◆ **Task statement**:
Retype all of the entries word for word.

Stored records:

++++++

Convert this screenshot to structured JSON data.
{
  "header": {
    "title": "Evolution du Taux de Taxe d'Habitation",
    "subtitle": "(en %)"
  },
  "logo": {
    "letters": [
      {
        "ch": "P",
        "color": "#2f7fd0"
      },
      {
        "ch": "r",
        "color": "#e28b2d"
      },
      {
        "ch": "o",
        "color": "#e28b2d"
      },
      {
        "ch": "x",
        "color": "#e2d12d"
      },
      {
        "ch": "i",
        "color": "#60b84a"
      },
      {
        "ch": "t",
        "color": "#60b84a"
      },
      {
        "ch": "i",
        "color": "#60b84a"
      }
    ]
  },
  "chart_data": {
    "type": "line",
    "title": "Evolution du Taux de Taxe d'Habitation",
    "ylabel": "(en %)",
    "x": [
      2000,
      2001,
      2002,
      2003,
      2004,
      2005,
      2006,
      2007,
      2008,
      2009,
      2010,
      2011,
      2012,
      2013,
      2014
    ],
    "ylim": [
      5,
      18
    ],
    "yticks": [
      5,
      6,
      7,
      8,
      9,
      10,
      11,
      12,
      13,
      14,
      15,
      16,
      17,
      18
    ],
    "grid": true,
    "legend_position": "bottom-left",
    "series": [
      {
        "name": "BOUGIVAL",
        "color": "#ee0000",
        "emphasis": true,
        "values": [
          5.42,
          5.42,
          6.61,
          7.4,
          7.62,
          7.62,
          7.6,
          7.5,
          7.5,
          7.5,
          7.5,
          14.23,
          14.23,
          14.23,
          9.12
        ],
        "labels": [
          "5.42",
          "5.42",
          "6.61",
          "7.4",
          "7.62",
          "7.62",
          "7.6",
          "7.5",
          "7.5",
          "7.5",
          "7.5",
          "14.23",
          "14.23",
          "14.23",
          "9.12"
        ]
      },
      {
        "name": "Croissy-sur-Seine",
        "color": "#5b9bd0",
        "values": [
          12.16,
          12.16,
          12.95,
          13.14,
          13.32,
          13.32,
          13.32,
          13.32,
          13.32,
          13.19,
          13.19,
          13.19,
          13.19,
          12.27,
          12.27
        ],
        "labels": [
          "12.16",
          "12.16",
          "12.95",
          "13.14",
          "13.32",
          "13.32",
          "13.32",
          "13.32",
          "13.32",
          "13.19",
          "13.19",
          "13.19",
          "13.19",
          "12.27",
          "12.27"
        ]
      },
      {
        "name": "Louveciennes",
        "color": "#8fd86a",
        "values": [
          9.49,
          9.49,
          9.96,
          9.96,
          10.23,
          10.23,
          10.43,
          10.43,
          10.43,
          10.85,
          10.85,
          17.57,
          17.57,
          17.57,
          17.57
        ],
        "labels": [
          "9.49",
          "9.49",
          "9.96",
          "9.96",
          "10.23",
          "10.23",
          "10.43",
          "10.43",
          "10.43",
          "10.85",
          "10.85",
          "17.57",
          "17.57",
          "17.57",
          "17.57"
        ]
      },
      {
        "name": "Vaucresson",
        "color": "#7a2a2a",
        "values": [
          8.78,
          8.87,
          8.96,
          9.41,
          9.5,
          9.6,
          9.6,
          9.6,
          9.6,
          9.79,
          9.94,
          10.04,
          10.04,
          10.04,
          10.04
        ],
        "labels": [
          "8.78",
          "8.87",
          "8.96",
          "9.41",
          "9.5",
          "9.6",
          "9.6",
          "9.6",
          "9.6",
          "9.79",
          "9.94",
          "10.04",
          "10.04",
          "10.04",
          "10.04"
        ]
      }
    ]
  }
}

++++++

◆ **Written response**:
Convert this screenshot to structured JSON data.
{
  "header": {
    "title": "Evolution du Taux de Taxe d'Habitation",
    "subtitle": "(en %)"
  },
  "logo": {
    "letters": [
      {
        "ch": "P",
        "color": "#2f7fd0"
      },
      {
        "ch": "r",
        "color": "#e28b2d"
      },
      {
        "ch": "o",
        "color": "#e28b2d"
      },
      {
        "ch": "x",
        "color": "#e2d12d"
      },
      {
        "ch": "i",
        "color": "#60b84a"
      },
      {
        "ch": "t",
        "color": "#60b84a"
      },
      {
        "ch": "i",
        "color": "#60b84a"
      }
    ]
  },
  "chart_data": {
    "type": "line",
    "title": "Evolution du Taux de Taxe d'Habitation",
    "ylabel": "(en %)",
    "x": [
      2000,
      2001,
      2002,
      2003,
      2004,
      2005,
      2006,
      2007,
      2008,
      2009,
      2010,
      2011,
      2012,
      2013,
      2014
    ],
    "ylim": [
      5,
      18
    ],
    "yticks": [
      5,
      6,
      7,
      8,
      9,
      10,
      11,
      12,
      13,
      14,
      15,
      16,
      17,
      18
    ],
    "grid": true,
    "legend_position": "bottom-left",
    "series": [
      {
        "name": "BOUGIVAL",
        "color": "#ee0000",
        "emphasis": true,
        "values": [
          5.42,
          5.42,
          6.61,
          7.4,
          7.62,
          7.62,
          7.6,
          7.5,
          7.5,
          7.5,
          7.5,
          14.23,
          14.23,
          14.23,
          9.12
        ],
        "labels": [
          "5.42",
          "5.42",
          "6.61",
          "7.4",
          "7.62",
          "7.62",
          "7.6",
          "7.5",
          "7.5",
          "7.5",
          "7.5",
          "14.23",
          "14.23",
          "14.23",
          "9.12"
        ]
      },
      {
        "name": "Croissy-sur-Seine",
        "color": "#5b9bd0",
        "values": [
          12.16,
          12.16,
          12.95,
          13.14,
          13.32,
          13.32,
          13.32,
          13.32,
          13.32,
          13.19,
          13.19,
          13.19,
          13.19,
          12.27,
          12.27
        ],
        "labels": [
          "12.16",
          "12.16",
          "12.95",
          "13.14",
          "13.32",
          "13.32",
          "13.32",
          "13.32",
          "13.32",
          "13.19",
          "13.19",
          "13.19",
          "13.19",
          "12.27",
          "12.27"
        ]
      },
      {
        "name": "Louveciennes",
        "color": "#8fd86a",
        "values": [
          9.49,
          9.49,
          9.96,
          9.96,
          10.23,
          10.23,
          10.43,
          10.43,
          10.43,
          10.85,
          10.85,
          17.57,
          17.57,
          17.57,
          17.57
        ],
        "labels": [
          "9.49",
          "9.49",
          "9.96",
          "9.96",
          "10.23",
          "10.23",
          "10.43",
          "10.43",
          "10.43",
          "10.85",
          "10.85",
          "17.57",
          "17.57",
          "17.57",
          "17.57"
        ]
      },
      {
        "name": "Vaucresson",
        "color": "#7a2a2a",
        "values": [
          8.78,
          8.87,
          8.96,
          9.41,
          9.5,
          9.6,
          9.6,
          9.6,
          9.6,
          9.79,
          9.94,
          10.04,
          10.04,
          10.04,
          10.04
        ],
        "labels": [
          "8.78",
          "8.87",
          "8.96",
          "9.41",
          "9.5",
          "9.6",
          "9.6",
          "9.6",
          "9.6",
          "9.79",
          "9.94",
          "10.04",
          "10.04",
          "10.04",
          "10.04"
        ]
      }
    ]
  }
}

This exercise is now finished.